**** Records provided ****

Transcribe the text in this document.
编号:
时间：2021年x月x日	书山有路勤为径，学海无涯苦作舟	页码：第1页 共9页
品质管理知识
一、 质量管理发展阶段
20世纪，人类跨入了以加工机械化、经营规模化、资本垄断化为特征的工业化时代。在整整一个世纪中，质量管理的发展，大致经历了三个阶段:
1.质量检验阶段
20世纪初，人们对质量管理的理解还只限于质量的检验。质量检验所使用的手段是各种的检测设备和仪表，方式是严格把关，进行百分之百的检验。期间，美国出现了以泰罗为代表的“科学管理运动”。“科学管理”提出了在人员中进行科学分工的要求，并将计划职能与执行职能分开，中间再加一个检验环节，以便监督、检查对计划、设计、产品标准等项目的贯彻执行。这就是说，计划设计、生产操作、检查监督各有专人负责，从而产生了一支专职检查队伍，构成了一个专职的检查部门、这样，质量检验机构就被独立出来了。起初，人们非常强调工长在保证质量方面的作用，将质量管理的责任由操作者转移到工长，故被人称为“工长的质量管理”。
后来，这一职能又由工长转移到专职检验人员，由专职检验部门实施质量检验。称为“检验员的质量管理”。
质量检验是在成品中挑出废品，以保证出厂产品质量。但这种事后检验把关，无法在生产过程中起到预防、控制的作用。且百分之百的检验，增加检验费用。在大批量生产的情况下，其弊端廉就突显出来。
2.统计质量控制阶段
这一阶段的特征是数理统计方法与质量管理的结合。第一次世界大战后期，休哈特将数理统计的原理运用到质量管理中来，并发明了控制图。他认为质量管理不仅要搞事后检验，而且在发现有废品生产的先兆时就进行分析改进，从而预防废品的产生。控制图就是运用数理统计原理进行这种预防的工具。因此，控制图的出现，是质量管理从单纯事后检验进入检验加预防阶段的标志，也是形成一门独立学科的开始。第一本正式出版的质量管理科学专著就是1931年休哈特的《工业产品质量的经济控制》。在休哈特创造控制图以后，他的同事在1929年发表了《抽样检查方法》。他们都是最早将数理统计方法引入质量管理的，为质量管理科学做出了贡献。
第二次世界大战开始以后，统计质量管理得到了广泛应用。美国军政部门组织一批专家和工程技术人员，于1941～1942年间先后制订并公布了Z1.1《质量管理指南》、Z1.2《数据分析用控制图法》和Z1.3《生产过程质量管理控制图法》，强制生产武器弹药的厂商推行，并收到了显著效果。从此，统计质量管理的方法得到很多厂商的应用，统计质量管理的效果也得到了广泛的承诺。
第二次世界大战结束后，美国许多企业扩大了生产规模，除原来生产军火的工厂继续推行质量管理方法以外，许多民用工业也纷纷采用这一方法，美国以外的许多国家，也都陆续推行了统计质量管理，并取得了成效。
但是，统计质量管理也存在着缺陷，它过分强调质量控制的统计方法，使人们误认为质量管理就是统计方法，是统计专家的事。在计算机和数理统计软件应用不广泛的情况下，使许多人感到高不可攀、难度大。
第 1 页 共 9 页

****

Exercise objective
The records above should be restated word for word, please.

Answer to this exercise
Transcribe the text in this document.
编号:
时间：2021年x月x日	书山有路勤为径，学海无涯苦作舟	页码：第1页 共9页
品质管理知识
一、 质量管理发展阶段
20世纪，人类跨入了以加工机械化、经营规模化、资本垄断化为特征的工业化时代。在整整一个世纪中，质量管理的发展，大致经历了三个阶段:
1.质量检验阶段
20世纪初，人们对质量管理的理解还只限于质量的检验。质量检验所使用的手段是各种的检测设备和仪表，方式是严格把关，进行百分之百的检验。期间，美国出现了以泰罗为代表的“科学管理运动”。“科学管理”提出了在人员中进行科学分工的要求，并将计划职能与执行职能分开，中间再加一个检验环节，以便监督、检查对计划、设计、产品标准等项目的贯彻执行。这就是说，计划设计、生产操作、检查监督各有专人负责，从而产生了一支专职检查队伍，构成了一个专职的检查部门、这样，质量检验机构就被独立出来了。起初，人们非常强调工长在保证质量方面的作用，将质量管理的责任由操作者转移到工长，故被人称为“工长的质量管理”。
后来，这一职能又由工长转移到专职检验人员，由专职检验部门实施质量检验。称为“检验员的质量管理”。
质量检验是在成品中挑出废品，以保证出厂产品质量。但这种事后检验把关，无法在生产过程中起到预防、控制的作用。且百分之百的检验，增加检验费用。在大批量生产的情况下，其弊端廉就突显出来。
2.统计质量控制阶段
这一阶段的特征是数理统计方法与质量管理的结合。第一次世界大战后期，休哈特将数理统计的原理运用到质量管理中来，并发明了控制图。他认为质量管理不仅要搞事后检验，而且在发现有废品生产的先兆时就进行分析改进，从而预防废品的产生。控制图就是运用数理统计原理进行这种预防的工具。因此，控制图的出现，是质量管理从单纯事后检验进入检验加预防阶段的标志，也是形成一门独立学科的开始。第一本正式出版的质量管理科学专著就是1931年休哈特的《工业产品质量的经济控制》。在休哈特创造控制图以后，他的同事在1929年发表了《抽样检查方法》。他们都是最早将数理统计方法引入质量管理的，为质量管理科学做出了贡献。
第二次世界大战开始以后，统计质量管理得到了广泛应用。美国军政部门组织一批专家和工程技术人员，于1941～1942年间先后制订并公布了Z1.1《质量管理指南》、Z1.2《数据分析用控制图法》和Z1.3《生产过程质量管理控制图法》，强制生产武器弹药的厂商推行，并收到了显著效果。从此，统计质量管理的方法得到很多厂商的应用，统计质量管理的效果也得到了广泛的承诺。
第二次世界大战结束后，美国许多企业扩大了生产规模，除原来生产军火的工厂继续推行质量管理方法以外，许多民用工业也纷纷采用这一方法，美国以外的许多国家，也都陆续推行了统计质量管理，并取得了成效。
但是，统计质量管理也存在着缺陷，它过分强调质量控制的统计方法，使人们误认为质量管理就是统计方法，是统计专家的事。在计算机和数理统计软件应用不广泛的情况下，使许多人感到高不可攀、难度大。
第 1 页 共 9 页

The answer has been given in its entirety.